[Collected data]
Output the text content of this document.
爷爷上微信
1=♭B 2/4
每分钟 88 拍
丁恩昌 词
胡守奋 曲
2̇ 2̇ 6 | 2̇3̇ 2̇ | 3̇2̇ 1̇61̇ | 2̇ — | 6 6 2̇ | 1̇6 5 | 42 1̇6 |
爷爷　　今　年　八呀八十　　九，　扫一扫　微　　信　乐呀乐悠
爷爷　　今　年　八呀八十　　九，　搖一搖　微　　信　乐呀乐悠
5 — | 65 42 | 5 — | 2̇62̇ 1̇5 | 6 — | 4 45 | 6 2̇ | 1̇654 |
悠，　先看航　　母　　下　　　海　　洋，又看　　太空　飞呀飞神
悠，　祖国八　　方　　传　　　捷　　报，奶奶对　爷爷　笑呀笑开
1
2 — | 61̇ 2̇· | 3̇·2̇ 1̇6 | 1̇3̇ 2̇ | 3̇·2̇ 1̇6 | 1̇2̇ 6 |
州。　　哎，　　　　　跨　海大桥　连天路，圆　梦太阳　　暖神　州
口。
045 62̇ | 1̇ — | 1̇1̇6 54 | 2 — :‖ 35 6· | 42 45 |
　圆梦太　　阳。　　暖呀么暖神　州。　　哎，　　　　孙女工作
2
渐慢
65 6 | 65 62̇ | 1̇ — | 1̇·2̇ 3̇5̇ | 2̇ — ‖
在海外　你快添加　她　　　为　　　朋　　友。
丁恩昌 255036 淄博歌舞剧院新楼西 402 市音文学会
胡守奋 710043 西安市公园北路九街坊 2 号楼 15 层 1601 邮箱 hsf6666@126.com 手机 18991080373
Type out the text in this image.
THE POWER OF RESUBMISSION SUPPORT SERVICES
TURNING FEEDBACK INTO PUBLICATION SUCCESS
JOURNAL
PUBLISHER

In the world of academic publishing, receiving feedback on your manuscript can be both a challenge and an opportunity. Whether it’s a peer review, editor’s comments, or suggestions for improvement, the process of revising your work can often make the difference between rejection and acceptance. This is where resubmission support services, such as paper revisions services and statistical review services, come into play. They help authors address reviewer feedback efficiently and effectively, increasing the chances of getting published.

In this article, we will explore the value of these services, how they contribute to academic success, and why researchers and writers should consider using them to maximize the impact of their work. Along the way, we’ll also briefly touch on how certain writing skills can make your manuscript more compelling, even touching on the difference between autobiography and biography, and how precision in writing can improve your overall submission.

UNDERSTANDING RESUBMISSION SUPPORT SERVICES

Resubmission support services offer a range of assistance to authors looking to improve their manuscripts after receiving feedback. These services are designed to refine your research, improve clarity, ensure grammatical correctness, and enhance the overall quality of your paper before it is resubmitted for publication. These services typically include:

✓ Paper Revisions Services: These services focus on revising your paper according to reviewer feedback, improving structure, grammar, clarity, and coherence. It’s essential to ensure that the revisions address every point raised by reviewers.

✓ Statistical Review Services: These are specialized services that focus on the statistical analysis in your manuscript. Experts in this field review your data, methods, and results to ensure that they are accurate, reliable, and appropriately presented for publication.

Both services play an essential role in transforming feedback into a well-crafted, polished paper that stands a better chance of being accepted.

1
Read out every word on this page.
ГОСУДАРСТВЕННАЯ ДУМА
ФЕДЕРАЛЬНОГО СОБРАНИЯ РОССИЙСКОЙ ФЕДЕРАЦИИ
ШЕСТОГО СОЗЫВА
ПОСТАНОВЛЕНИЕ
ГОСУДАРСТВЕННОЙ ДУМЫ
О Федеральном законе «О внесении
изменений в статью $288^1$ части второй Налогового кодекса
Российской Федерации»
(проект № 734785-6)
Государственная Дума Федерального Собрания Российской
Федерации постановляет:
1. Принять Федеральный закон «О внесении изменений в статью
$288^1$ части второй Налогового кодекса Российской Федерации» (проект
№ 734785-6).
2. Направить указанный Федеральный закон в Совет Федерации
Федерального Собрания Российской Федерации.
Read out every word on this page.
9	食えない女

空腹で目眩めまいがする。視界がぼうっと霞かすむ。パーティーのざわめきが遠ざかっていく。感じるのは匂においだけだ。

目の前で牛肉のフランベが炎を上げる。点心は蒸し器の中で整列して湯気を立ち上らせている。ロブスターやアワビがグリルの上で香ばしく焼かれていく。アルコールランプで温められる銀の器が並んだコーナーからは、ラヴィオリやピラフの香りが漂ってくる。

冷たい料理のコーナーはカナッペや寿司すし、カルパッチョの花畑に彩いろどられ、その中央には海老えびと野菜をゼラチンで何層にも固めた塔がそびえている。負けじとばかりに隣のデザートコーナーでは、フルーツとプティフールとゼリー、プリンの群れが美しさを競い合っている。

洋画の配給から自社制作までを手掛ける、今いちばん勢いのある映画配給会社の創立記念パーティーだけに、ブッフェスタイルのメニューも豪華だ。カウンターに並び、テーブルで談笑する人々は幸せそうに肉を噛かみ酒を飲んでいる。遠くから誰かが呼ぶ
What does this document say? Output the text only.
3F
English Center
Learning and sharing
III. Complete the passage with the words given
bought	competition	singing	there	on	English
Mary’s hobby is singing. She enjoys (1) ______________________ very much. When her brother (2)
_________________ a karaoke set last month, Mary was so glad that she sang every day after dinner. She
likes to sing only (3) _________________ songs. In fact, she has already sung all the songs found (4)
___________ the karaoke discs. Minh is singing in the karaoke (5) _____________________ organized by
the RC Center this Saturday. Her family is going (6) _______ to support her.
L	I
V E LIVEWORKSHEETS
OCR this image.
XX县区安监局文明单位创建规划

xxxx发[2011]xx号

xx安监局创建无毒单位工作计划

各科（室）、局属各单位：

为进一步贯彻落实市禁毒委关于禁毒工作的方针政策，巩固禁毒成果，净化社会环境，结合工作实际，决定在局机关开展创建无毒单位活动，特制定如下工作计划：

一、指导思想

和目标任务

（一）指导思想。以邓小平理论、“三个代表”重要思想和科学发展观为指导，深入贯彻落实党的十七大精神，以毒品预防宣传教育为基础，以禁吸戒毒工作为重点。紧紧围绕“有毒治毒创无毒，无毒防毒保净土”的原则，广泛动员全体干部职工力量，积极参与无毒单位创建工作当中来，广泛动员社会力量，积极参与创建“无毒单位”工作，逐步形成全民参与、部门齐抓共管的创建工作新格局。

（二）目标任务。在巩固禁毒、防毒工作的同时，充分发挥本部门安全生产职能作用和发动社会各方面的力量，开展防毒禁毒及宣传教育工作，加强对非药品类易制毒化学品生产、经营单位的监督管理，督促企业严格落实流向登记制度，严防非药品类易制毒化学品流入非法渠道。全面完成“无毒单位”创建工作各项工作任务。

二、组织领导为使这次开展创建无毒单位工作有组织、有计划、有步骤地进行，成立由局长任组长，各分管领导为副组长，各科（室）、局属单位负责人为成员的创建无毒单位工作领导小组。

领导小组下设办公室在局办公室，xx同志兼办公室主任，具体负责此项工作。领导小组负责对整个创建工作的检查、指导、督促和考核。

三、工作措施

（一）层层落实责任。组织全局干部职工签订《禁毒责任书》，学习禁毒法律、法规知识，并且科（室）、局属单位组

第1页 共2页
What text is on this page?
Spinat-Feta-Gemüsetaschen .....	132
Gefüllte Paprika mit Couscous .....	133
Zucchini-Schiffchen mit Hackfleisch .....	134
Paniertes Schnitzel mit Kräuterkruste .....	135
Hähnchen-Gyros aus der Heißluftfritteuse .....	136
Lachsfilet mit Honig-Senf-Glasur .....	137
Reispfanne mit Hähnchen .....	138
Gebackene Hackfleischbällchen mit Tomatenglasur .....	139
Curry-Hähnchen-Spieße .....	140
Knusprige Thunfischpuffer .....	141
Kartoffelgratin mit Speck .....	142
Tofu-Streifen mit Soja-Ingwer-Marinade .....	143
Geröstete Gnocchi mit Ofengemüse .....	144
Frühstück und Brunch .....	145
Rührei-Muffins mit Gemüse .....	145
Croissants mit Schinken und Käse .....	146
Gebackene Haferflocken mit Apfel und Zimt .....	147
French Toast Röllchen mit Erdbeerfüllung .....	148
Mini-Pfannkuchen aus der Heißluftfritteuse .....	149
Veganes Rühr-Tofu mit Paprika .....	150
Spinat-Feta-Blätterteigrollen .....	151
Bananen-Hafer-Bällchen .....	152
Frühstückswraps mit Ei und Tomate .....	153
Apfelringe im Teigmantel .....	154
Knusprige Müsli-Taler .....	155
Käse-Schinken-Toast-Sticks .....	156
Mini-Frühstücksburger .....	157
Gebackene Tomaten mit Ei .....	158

__WHAT YOU ARE ASKED TO DO__:
Say how many lines hold the word "Käse", giving the number and nothing else.

__RESULT BELOW__:
2